• TASK ITEM: The result should be every line in the data below that carries the string "Systems".

• RECORDS FOR THIS TASK:
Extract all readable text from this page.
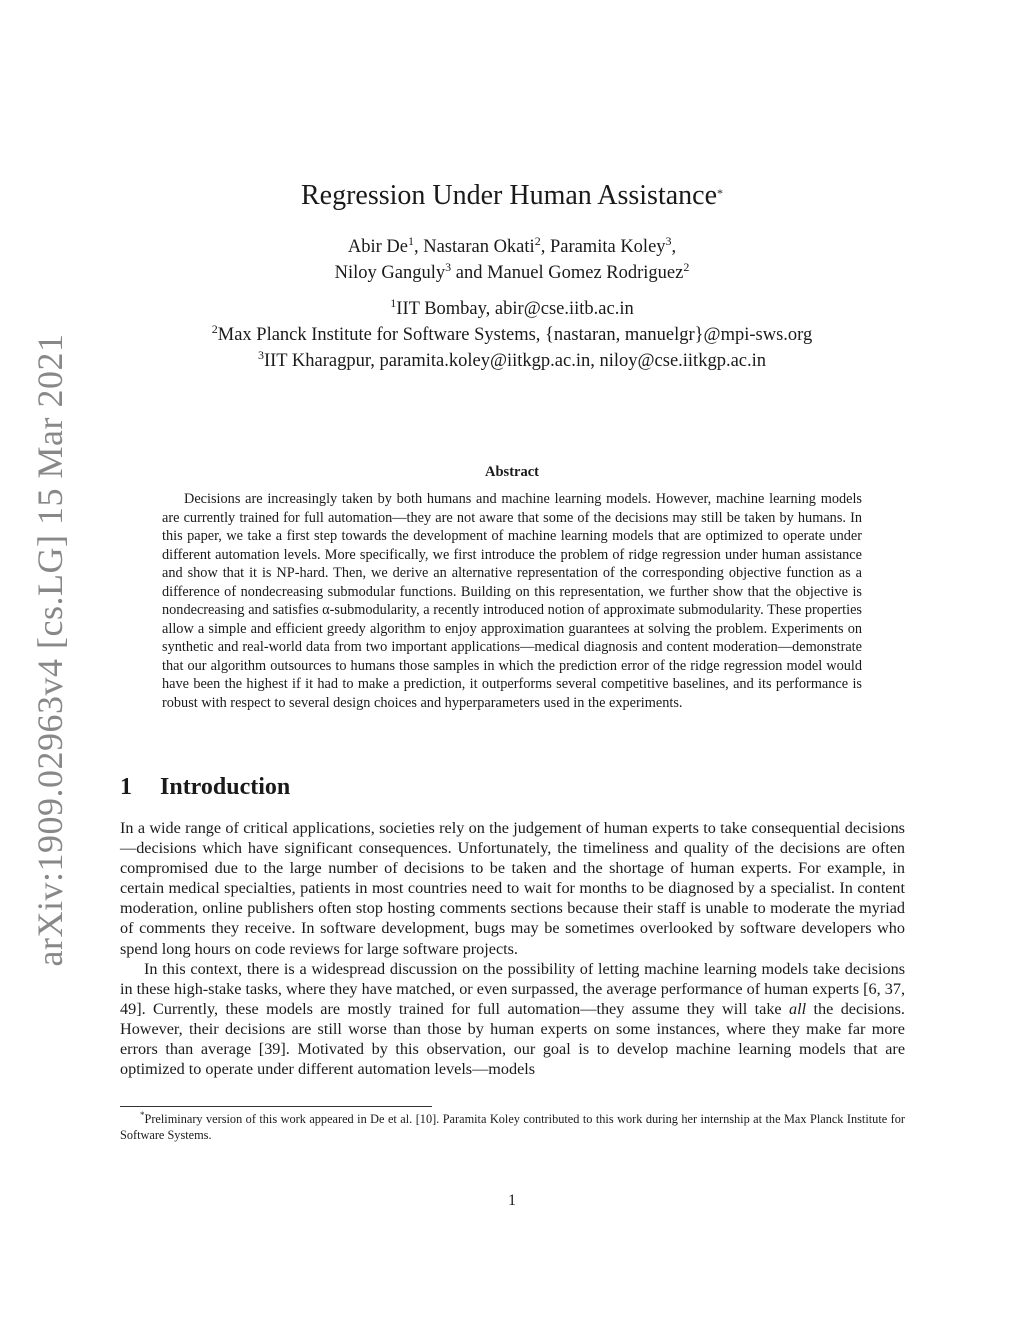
arXiv:1909.02963v4 [cs.LG] 15 Mar 2021
Regression Under Human Assistance*
Abir De$^1$, Nastaran Okati$^2$, Paramita Koley$^3$,
Niloy Ganguly$^3$ and Manuel Gomez Rodriguez$^2$
$^1$IIT Bombay, abir@cse.iitb.ac.in
$^2$Max Planck Institute for Software Systems, {nastaran, manuelgr}@mpi-sws.org
$^3$IIT Kharagpur, paramita.koley@iitkgp.ac.in, niloy@cse.iitkgp.ac.in
Abstract
Decisions are increasingly taken by both humans and machine learning models. However, machine learning models are currently trained for full automation—they are not aware that some of the decisions may still be taken by humans. In this paper, we take a first step towards the development of machine learning models that are optimized to operate under different automation levels. More specifically, we first introduce the problem of ridge regression under human assistance and show that it is NP-hard. Then, we derive an alternative representation of the corresponding objective function as a difference of nondecreasing submodular functions. Building on this representation, we further show that the objective is nondecreasing and satisfies α-submodularity, a recently introduced notion of approximate submodularity. These properties allow a simple and efficient greedy algorithm to enjoy approximation guarantees at solving the problem. Experiments on synthetic and real-world data from two important applications—medical diagnosis and content moderation—demonstrate that our algorithm outsources to humans those samples in which the prediction error of the ridge regression model would have been the highest if it had to make a prediction, it outperforms several competitive baselines, and its performance is robust with respect to several design choices and hyperparameters used in the experiments.
1 Introduction

In a wide range of critical applications, societies rely on the judgement of human experts to take consequential decisions—decisions which have significant consequences. Unfortunately, the timeliness and quality of the decisions are often compromised due to the large number of decisions to be taken and the shortage of human experts. For example, in certain medical specialties, patients in most countries need to wait for months to be diagnosed by a specialist. In content moderation, online publishers often stop hosting comments sections because their staff is unable to moderate the myriad of comments they receive. In software development, bugs may be sometimes overlooked by software developers who spend long hours on code reviews for large software projects.

In this context, there is a widespread discussion on the possibility of letting machine learning models take decisions in these high-stake tasks, where they have matched, or even surpassed, the average performance of human experts [6, 37, 49]. Currently, these models are mostly trained for full automation—they assume they will take all the decisions. However, their decisions are still worse than those by human experts on some instances, where they make far more errors than average [39]. Motivated by this observation, our goal is to develop machine learning models that are optimized to operate under different automation levels—models

*Preliminary version of this work appeared in De et al. [10]. Paramita Koley contributed to this work during her internship at the Max Planck Institute for Software Systems.
1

• SOLUTION TO THE EXERCISE:
$^2$Max Planck Institute for Software Systems, {nastaran, manuelgr}@mpi-sws.org
*Preliminary version of this work appeared in De et al. [10]. Paramita Koley contributed to this work during her internship at the Max Planck Institute for Software Systems.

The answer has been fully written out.